● **EXERCISE BRIEF**: Exclude the pictures and retype the entries as written.

--- begin EXTRACTED RECORDS ---

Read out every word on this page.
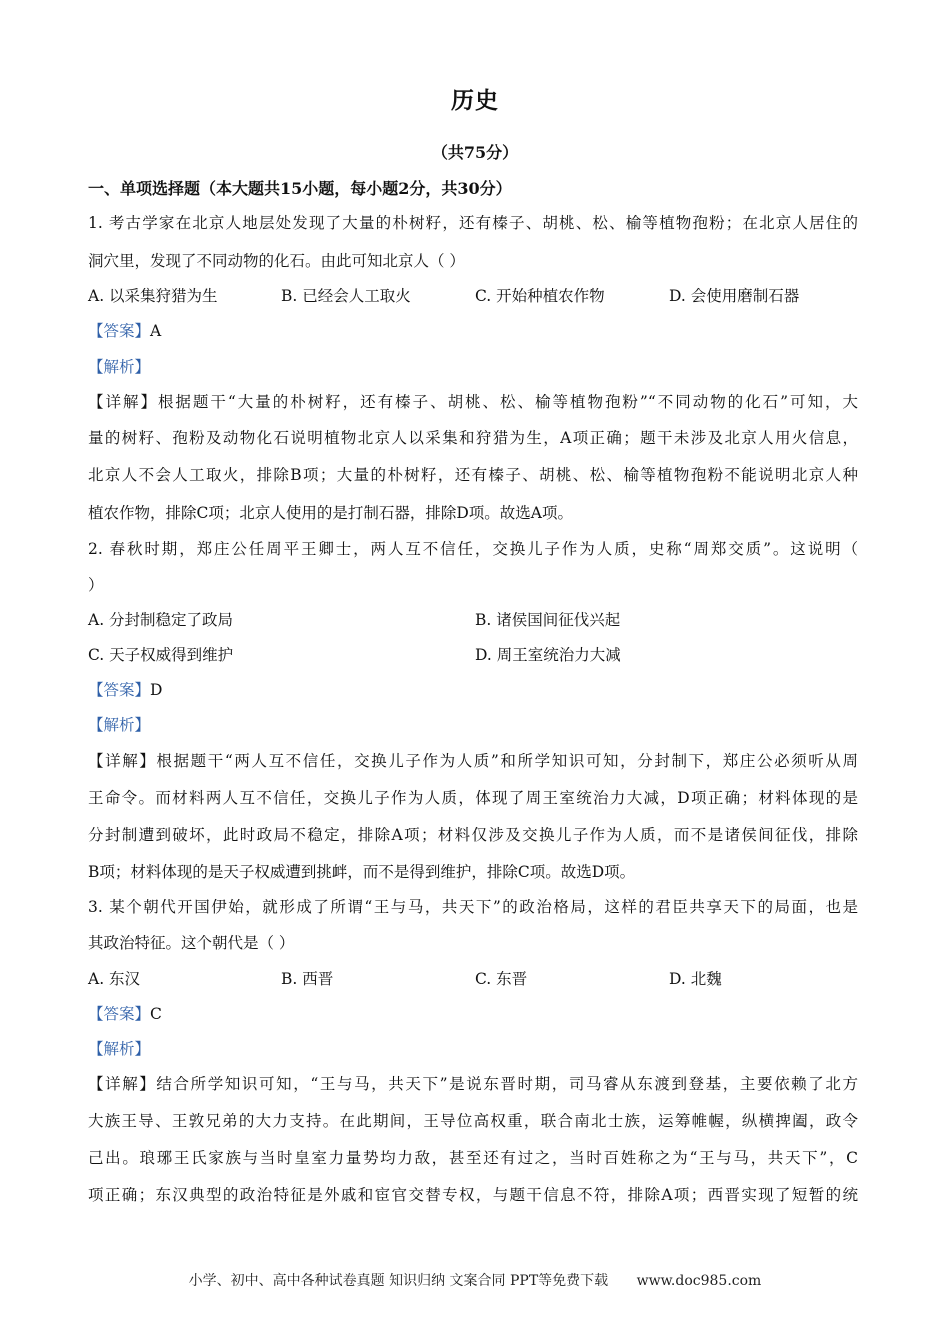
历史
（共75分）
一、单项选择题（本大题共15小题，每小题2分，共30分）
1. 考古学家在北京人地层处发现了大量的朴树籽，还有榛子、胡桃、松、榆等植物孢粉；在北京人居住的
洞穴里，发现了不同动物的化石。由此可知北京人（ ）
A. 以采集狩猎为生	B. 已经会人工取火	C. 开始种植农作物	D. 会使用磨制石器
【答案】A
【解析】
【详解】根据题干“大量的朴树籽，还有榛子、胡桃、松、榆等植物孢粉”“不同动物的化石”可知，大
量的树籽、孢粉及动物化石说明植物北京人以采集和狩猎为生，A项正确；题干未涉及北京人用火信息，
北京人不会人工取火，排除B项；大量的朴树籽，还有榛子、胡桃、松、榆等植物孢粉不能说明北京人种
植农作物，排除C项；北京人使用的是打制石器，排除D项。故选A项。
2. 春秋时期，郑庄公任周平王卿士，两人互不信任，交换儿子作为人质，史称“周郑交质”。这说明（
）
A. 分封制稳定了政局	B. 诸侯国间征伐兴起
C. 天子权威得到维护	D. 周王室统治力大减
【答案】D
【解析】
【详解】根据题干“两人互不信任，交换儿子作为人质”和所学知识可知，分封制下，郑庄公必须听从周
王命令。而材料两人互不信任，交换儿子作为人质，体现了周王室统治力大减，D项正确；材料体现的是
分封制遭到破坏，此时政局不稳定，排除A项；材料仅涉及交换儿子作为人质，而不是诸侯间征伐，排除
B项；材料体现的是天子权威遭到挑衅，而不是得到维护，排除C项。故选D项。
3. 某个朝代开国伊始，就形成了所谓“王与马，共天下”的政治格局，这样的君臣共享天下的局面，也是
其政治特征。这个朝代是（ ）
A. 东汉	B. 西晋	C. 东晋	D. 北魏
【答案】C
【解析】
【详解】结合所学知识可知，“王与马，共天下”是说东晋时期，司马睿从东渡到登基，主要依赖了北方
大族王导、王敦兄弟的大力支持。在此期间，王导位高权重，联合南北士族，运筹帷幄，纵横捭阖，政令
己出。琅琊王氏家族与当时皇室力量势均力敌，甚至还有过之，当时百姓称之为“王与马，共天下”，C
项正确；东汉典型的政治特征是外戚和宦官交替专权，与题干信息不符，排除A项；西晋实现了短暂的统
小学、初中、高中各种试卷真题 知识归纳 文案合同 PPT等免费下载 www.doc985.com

--- end EXTRACTED RECORDS ---

● **THE COMPLETED TASK**:
Read out every word on this page.
历史
（共75分）
一、单项选择题（本大题共15小题，每小题2分，共30分）
1. 考古学家在北京人地层处发现了大量的朴树籽，还有榛子、胡桃、松、榆等植物孢粉；在北京人居住的
洞穴里，发现了不同动物的化石。由此可知北京人（ ）
A. 以采集狩猎为生	B. 已经会人工取火	C. 开始种植农作物	D. 会使用磨制石器
【答案】A
【解析】
【详解】根据题干“大量的朴树籽，还有榛子、胡桃、松、榆等植物孢粉”“不同动物的化石”可知，大
量的树籽、孢粉及动物化石说明植物北京人以采集和狩猎为生，A项正确；题干未涉及北京人用火信息，
北京人不会人工取火，排除B项；大量的朴树籽，还有榛子、胡桃、松、榆等植物孢粉不能说明北京人种
植农作物，排除C项；北京人使用的是打制石器，排除D项。故选A项。
2. 春秋时期，郑庄公任周平王卿士，两人互不信任，交换儿子作为人质，史称“周郑交质”。这说明（
）
A. 分封制稳定了政局	B. 诸侯国间征伐兴起
C. 天子权威得到维护	D. 周王室统治力大减
【答案】D
【解析】
【详解】根据题干“两人互不信任，交换儿子作为人质”和所学知识可知，分封制下，郑庄公必须听从周
王命令。而材料两人互不信任，交换儿子作为人质，体现了周王室统治力大减，D项正确；材料体现的是
分封制遭到破坏，此时政局不稳定，排除A项；材料仅涉及交换儿子作为人质，而不是诸侯间征伐，排除
B项；材料体现的是天子权威遭到挑衅，而不是得到维护，排除C项。故选D项。
3. 某个朝代开国伊始，就形成了所谓“王与马，共天下”的政治格局，这样的君臣共享天下的局面，也是
其政治特征。这个朝代是（ ）
A. 东汉	B. 西晋	C. 东晋	D. 北魏
【答案】C
【解析】
【详解】结合所学知识可知，“王与马，共天下”是说东晋时期，司马睿从东渡到登基，主要依赖了北方
大族王导、王敦兄弟的大力支持。在此期间，王导位高权重，联合南北士族，运筹帷幄，纵横捭阖，政令
己出。琅琊王氏家族与当时皇室力量势均力敌，甚至还有过之，当时百姓称之为“王与马，共天下”，C
项正确；东汉典型的政治特征是外戚和宦官交替专权，与题干信息不符，排除A项；西晋实现了短暂的统
小学、初中、高中各种试卷真题 知识归纳 文案合同 PPT等免费下载 www.doc985.com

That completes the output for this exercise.